--- begin Stored data ---

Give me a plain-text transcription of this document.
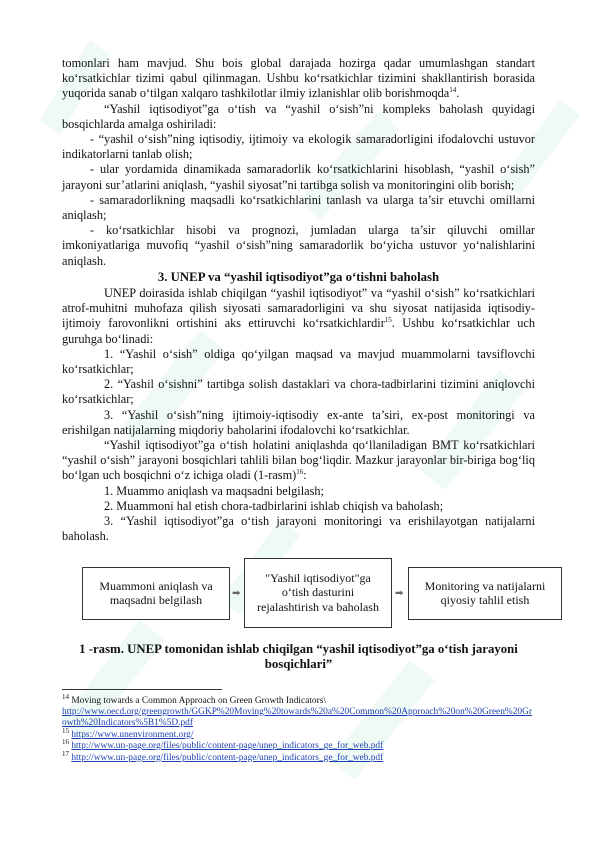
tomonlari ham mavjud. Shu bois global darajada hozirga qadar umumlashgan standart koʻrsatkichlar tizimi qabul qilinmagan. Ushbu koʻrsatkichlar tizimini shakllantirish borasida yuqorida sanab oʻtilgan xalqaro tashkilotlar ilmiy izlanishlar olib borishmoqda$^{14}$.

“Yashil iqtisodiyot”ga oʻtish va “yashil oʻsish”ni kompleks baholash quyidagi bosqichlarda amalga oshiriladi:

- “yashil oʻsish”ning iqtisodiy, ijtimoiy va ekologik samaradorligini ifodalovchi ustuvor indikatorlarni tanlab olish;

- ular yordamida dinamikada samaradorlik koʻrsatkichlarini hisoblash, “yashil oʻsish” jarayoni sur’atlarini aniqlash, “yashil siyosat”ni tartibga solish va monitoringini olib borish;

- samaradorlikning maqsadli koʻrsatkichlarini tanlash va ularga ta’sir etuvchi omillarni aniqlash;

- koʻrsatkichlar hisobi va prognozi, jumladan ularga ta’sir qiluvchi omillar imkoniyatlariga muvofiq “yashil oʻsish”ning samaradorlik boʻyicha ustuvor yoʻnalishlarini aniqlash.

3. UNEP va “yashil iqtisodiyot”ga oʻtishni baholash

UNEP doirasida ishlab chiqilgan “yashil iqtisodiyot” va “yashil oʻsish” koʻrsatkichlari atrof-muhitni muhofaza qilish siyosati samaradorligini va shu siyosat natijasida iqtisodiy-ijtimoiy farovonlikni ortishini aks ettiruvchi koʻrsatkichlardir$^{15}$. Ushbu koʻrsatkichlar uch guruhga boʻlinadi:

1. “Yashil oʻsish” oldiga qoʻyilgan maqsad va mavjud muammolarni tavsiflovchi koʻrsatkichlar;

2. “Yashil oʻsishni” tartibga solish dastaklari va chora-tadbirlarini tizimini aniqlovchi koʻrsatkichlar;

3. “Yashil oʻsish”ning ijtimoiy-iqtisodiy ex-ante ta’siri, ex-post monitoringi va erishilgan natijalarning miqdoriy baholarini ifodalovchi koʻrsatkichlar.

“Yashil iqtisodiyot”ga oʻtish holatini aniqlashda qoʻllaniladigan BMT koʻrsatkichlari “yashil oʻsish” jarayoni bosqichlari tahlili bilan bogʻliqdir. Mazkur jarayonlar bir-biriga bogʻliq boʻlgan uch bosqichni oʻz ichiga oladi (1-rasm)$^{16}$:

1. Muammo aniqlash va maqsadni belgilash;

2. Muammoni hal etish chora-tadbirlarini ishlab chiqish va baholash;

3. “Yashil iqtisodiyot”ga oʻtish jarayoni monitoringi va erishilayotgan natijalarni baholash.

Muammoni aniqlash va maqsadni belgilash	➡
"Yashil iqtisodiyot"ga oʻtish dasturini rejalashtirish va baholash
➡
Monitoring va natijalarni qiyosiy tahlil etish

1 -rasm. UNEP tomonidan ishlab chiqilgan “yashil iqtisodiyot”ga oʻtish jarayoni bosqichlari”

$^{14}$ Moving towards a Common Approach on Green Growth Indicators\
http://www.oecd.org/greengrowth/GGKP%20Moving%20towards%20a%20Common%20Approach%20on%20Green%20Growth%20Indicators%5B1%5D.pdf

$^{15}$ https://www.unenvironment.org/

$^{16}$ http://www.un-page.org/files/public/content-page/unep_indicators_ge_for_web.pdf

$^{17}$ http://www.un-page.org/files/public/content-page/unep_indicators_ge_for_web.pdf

--- end Stored data ---

**Instructions to follow:** Write out the entries above verbatim; the pictures do not belong in your copy.

**Complete response:**
Give me a plain-text transcription of this document.
tomonlari ham mavjud. Shu bois global darajada hozirga qadar umumlashgan standart koʻrsatkichlar tizimi qabul qilinmagan. Ushbu koʻrsatkichlar tizimini shakllantirish borasida yuqorida sanab oʻtilgan xalqaro tashkilotlar ilmiy izlanishlar olib borishmoqda$^{14}$.

“Yashil iqtisodiyot”ga oʻtish va “yashil oʻsish”ni kompleks baholash quyidagi bosqichlarda amalga oshiriladi:

- “yashil oʻsish”ning iqtisodiy, ijtimoiy va ekologik samaradorligini ifodalovchi ustuvor indikatorlarni tanlab olish;

- ular yordamida dinamikada samaradorlik koʻrsatkichlarini hisoblash, “yashil oʻsish” jarayoni sur’atlarini aniqlash, “yashil siyosat”ni tartibga solish va monitoringini olib borish;

- samaradorlikning maqsadli koʻrsatkichlarini tanlash va ularga ta’sir etuvchi omillarni aniqlash;

- koʻrsatkichlar hisobi va prognozi, jumladan ularga ta’sir qiluvchi omillar imkoniyatlariga muvofiq “yashil oʻsish”ning samaradorlik boʻyicha ustuvor yoʻnalishlarini aniqlash.

3. UNEP va “yashil iqtisodiyot”ga oʻtishni baholash

UNEP doirasida ishlab chiqilgan “yashil iqtisodiyot” va “yashil oʻsish” koʻrsatkichlari atrof-muhitni muhofaza qilish siyosati samaradorligini va shu siyosat natijasida iqtisodiy-ijtimoiy farovonlikni ortishini aks ettiruvchi koʻrsatkichlardir$^{15}$. Ushbu koʻrsatkichlar uch guruhga boʻlinadi:

1. “Yashil oʻsish” oldiga qoʻyilgan maqsad va mavjud muammolarni tavsiflovchi koʻrsatkichlar;

2. “Yashil oʻsishni” tartibga solish dastaklari va chora-tadbirlarini tizimini aniqlovchi koʻrsatkichlar;

3. “Yashil oʻsish”ning ijtimoiy-iqtisodiy ex-ante ta’siri, ex-post monitoringi va erishilgan natijalarning miqdoriy baholarini ifodalovchi koʻrsatkichlar.

“Yashil iqtisodiyot”ga oʻtish holatini aniqlashda qoʻllaniladigan BMT koʻrsatkichlari “yashil oʻsish” jarayoni bosqichlari tahlili bilan bogʻliqdir. Mazkur jarayonlar bir-biriga bogʻliq boʻlgan uch bosqichni oʻz ichiga oladi (1-rasm)$^{16}$:

1. Muammo aniqlash va maqsadni belgilash;

2. Muammoni hal etish chora-tadbirlarini ishlab chiqish va baholash;

3. “Yashil iqtisodiyot”ga oʻtish jarayoni monitoringi va erishilayotgan natijalarni baholash.

Muammoni aniqlash va maqsadni belgilash	➡
"Yashil iqtisodiyot"ga oʻtish dasturini rejalashtirish va baholash
➡
Monitoring va natijalarni qiyosiy tahlil etish

1 -rasm. UNEP tomonidan ishlab chiqilgan “yashil iqtisodiyot”ga oʻtish jarayoni bosqichlari”

$^{14}$ Moving towards a Common Approach on Green Growth Indicators\
http://www.oecd.org/greengrowth/GGKP%20Moving%20towards%20a%20Common%20Approach%20on%20Green%20Growth%20Indicators%5B1%5D.pdf

$^{15}$ https://www.unenvironment.org/

$^{16}$ http://www.un-page.org/files/public/content-page/unep_indicators_ge_for_web.pdf

$^{17}$ http://www.un-page.org/files/public/content-page/unep_indicators_ge_for_web.pdf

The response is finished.